## WHAT IS EXPECTED
From the listing below, pull each line that includes "down".

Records
***
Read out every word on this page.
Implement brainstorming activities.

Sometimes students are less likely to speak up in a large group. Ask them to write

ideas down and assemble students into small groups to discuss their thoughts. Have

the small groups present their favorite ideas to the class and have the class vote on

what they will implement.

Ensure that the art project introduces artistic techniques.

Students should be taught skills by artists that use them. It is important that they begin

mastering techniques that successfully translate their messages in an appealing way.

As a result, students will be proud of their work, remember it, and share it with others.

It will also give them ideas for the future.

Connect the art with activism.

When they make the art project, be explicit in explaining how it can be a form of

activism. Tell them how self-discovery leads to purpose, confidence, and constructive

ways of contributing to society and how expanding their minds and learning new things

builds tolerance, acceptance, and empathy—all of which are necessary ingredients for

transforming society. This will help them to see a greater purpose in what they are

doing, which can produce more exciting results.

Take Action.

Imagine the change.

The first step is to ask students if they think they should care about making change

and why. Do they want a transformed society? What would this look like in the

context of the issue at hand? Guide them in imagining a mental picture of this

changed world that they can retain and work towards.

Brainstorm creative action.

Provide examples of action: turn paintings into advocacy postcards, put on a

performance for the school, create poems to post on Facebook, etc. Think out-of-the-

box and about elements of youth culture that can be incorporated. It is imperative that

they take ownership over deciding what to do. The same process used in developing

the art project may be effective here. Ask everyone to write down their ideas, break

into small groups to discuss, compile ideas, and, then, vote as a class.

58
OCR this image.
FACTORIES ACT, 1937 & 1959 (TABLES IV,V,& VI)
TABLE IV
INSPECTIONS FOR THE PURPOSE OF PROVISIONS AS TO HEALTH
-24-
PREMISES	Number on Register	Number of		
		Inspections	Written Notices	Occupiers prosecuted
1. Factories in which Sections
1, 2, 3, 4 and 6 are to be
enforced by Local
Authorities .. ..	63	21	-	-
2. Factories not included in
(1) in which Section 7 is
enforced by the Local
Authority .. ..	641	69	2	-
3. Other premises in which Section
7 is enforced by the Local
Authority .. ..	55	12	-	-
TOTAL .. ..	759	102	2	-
***
## CORRECT RESPONSE
ideas down and assemble students into small groups to discuss their thoughts. Have
the art project may be effective here. Ask everyone to write down their ideas, break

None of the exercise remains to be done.